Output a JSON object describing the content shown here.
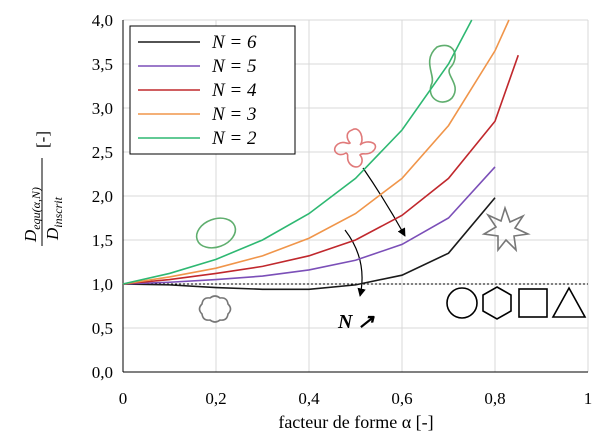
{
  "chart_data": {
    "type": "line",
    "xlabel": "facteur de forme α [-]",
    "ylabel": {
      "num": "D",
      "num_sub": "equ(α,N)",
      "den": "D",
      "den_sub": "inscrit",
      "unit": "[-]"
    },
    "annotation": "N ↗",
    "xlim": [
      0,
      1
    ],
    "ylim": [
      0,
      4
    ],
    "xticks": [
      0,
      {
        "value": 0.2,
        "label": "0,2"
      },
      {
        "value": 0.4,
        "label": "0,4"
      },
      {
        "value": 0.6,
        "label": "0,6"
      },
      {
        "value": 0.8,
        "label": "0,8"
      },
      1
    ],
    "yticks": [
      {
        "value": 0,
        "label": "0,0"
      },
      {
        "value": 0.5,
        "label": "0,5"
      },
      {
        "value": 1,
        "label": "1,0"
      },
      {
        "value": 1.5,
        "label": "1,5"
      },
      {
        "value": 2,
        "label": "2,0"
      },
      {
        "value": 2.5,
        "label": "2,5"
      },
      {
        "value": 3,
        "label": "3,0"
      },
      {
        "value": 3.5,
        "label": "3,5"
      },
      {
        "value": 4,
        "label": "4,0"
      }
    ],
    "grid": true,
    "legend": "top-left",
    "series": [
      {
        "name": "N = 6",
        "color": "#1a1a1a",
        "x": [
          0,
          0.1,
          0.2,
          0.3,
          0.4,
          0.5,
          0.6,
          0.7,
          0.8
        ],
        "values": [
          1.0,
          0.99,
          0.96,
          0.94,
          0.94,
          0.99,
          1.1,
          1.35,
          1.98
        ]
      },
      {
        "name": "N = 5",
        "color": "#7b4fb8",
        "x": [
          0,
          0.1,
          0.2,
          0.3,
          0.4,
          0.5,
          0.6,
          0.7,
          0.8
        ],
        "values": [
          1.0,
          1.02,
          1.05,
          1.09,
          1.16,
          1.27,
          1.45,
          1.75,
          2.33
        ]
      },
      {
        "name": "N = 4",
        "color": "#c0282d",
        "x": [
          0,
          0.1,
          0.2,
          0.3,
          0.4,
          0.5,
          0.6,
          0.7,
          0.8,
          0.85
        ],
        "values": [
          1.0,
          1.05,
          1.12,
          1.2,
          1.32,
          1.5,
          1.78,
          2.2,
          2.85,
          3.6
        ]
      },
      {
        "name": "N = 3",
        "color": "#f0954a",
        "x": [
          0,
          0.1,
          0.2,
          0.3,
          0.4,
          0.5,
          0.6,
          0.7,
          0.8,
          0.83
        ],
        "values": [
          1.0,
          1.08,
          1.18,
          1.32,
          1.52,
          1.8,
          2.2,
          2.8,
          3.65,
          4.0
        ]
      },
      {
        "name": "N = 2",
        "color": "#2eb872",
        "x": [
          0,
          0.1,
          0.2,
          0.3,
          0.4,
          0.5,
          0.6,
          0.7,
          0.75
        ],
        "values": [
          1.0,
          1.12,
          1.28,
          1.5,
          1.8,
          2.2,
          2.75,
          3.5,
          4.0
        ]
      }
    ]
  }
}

* * *

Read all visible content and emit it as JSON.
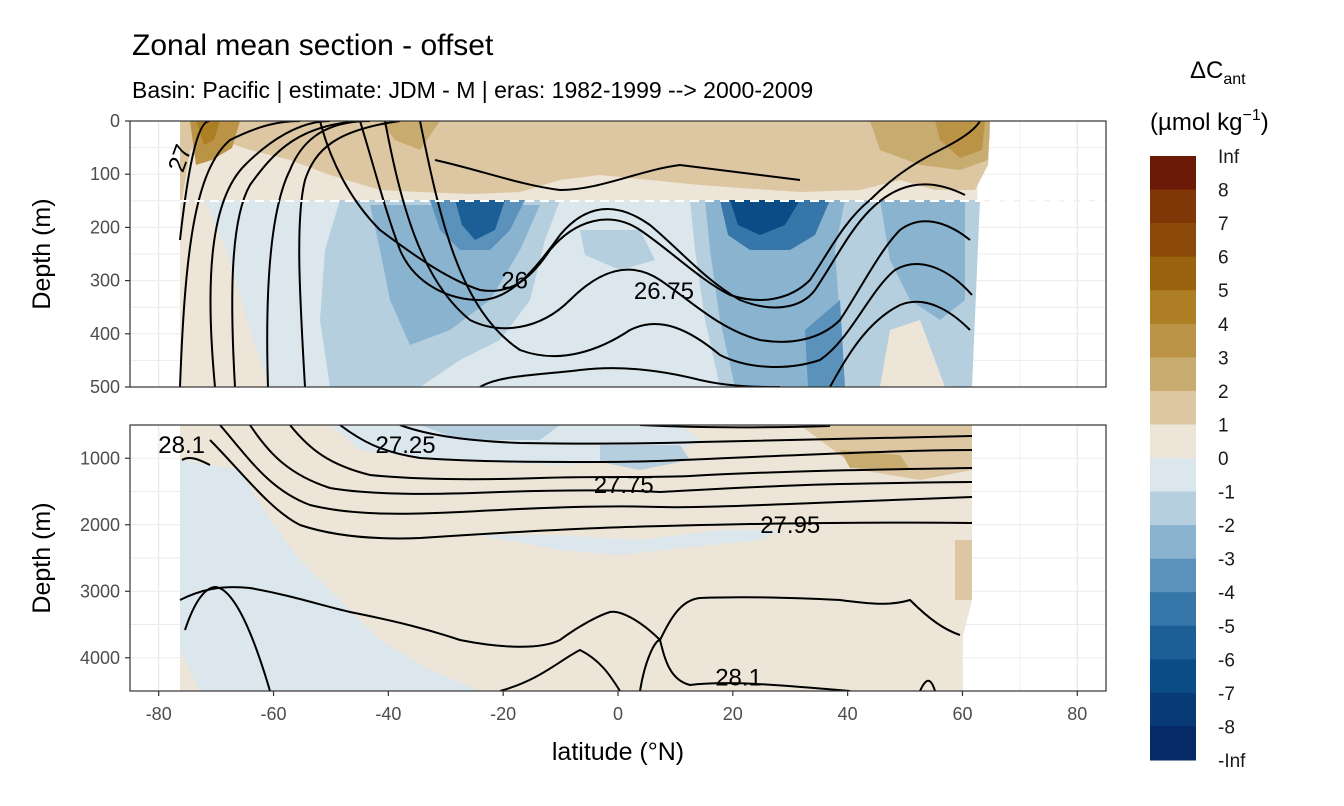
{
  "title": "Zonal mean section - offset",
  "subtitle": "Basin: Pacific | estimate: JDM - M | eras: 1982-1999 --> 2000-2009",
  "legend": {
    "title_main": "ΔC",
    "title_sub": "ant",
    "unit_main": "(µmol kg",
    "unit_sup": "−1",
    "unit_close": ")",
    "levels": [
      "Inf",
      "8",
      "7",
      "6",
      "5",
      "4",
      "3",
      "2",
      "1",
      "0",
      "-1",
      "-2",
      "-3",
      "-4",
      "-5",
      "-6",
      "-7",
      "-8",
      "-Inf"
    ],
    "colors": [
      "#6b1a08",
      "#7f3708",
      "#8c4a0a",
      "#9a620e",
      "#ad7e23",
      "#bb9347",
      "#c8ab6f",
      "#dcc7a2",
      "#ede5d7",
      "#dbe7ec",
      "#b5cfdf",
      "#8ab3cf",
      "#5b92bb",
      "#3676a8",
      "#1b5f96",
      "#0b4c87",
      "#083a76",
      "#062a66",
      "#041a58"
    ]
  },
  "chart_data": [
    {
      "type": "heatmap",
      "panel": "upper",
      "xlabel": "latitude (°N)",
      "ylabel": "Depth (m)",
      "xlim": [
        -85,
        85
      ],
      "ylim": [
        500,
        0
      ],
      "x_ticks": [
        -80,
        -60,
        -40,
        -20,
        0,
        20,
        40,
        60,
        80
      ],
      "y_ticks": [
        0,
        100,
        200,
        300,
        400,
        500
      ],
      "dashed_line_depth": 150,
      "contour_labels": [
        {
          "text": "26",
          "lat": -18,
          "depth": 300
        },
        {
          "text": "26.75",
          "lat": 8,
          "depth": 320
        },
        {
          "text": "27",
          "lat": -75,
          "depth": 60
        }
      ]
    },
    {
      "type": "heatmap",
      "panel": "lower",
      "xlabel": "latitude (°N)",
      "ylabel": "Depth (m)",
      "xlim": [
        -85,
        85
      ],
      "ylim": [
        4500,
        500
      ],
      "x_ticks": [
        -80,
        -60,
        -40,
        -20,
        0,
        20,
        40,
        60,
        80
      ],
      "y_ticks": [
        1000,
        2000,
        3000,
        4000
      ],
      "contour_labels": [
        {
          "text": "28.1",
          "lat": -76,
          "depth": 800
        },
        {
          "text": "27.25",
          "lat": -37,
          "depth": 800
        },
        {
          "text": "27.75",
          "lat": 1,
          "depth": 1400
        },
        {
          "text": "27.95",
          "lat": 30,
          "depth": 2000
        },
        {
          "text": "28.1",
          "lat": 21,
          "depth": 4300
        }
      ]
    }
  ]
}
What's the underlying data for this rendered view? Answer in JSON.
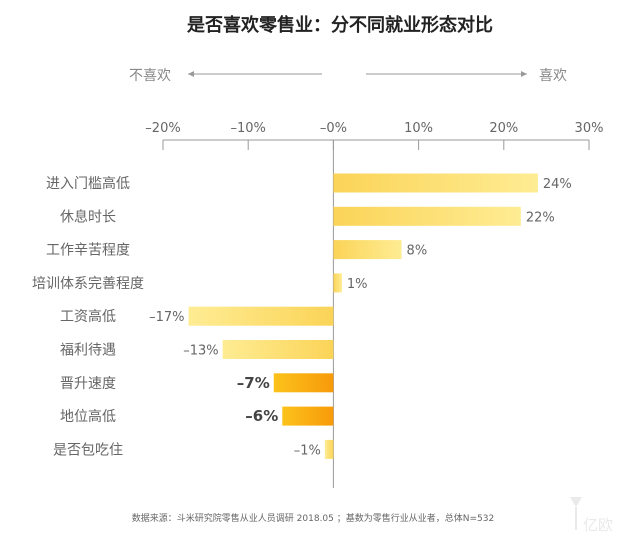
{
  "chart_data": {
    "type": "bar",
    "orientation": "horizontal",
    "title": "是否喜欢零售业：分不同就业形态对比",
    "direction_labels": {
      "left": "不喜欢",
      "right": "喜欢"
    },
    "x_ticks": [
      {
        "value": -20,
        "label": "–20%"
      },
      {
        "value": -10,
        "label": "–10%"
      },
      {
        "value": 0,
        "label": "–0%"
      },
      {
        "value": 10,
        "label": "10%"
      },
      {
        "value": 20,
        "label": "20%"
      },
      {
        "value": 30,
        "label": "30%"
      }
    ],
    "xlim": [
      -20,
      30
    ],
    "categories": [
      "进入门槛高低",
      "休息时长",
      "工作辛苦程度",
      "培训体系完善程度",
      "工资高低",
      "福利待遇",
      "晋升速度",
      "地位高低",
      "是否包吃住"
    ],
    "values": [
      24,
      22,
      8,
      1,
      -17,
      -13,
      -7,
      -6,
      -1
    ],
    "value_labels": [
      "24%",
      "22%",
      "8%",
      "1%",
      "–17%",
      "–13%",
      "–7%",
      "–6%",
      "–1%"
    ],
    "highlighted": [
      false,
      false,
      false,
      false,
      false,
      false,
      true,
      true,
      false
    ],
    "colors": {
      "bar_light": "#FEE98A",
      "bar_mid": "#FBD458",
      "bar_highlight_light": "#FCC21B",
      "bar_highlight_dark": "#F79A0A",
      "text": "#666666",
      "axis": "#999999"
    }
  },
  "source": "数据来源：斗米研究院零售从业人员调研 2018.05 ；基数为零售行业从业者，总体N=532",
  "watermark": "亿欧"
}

_WHAT IS ASKED_
Take every line from the records above that has the word "content" and copy it.

_ANSWER TO THE EXERCISE_
Output a JSON object describing the content shown here.
Read all visible content and emit it as JSON.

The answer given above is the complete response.